Return each line of the records with nothing changed, pictures excepted.

Data entries
============
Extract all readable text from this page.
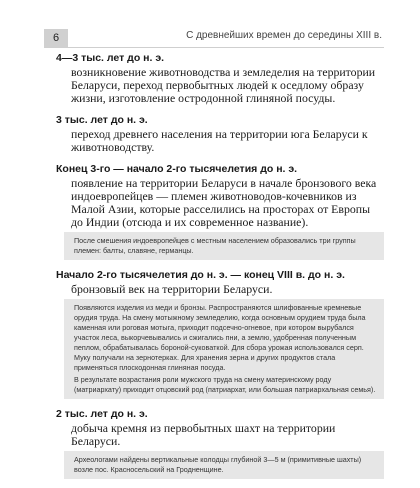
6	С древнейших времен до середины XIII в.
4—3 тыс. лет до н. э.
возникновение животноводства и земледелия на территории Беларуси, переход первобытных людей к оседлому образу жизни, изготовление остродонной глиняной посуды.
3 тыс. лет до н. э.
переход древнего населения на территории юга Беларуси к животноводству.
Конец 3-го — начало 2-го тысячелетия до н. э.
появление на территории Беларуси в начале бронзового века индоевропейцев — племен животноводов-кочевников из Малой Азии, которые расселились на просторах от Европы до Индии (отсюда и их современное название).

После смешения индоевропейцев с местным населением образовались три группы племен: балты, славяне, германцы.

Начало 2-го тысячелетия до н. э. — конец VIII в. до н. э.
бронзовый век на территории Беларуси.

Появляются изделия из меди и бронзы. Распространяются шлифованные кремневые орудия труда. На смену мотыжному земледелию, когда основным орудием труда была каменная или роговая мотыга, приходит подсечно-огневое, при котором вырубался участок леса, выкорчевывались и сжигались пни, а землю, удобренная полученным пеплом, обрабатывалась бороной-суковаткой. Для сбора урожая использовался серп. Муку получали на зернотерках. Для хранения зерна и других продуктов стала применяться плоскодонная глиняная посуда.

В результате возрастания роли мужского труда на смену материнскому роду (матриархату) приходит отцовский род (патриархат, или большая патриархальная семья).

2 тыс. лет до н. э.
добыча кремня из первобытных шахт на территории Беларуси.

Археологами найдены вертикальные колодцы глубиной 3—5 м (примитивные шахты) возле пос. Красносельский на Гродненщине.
============
### Response
Extract all readable text from this page.
6	С древнейших времен до середины XIII в.
4—3 тыс. лет до н. э.
возникновение животноводства и земледелия на территории Беларуси, переход первобытных людей к оседлому образу жизни, изготовление остродонной глиняной посуды.
3 тыс. лет до н. э.
переход древнего населения на территории юга Беларуси к животноводству.
Конец 3-го — начало 2-го тысячелетия до н. э.
появление на территории Беларуси в начале бронзового века индоевропейцев — племен животноводов-кочевников из Малой Азии, которые расселились на просторах от Европы до Индии (отсюда и их современное название).

После смешения индоевропейцев с местным населением образовались три группы племен: балты, славяне, германцы.

Начало 2-го тысячелетия до н. э. — конец VIII в. до н. э.
бронзовый век на территории Беларуси.

Появляются изделия из меди и бронзы. Распространяются шлифованные кремневые орудия труда. На смену мотыжному земледелию, когда основным орудием труда была каменная или роговая мотыга, приходит подсечно-огневое, при котором вырубался участок леса, выкорчевывались и сжигались пни, а землю, удобренная полученным пеплом, обрабатывалась бороной-суковаткой. Для сбора урожая использовался серп. Муку получали на зернотерках. Для хранения зерна и других продуктов стала применяться плоскодонная глиняная посуда.

В результате возрастания роли мужского труда на смену материнскому роду (матриархату) приходит отцовский род (патриархат, или большая патриархальная семья).

2 тыс. лет до н. э.
добыча кремня из первобытных шахт на территории Беларуси.

Археологами найдены вертикальные колодцы глубиной 3—5 м (примитивные шахты) возле пос. Красносельский на Гродненщине.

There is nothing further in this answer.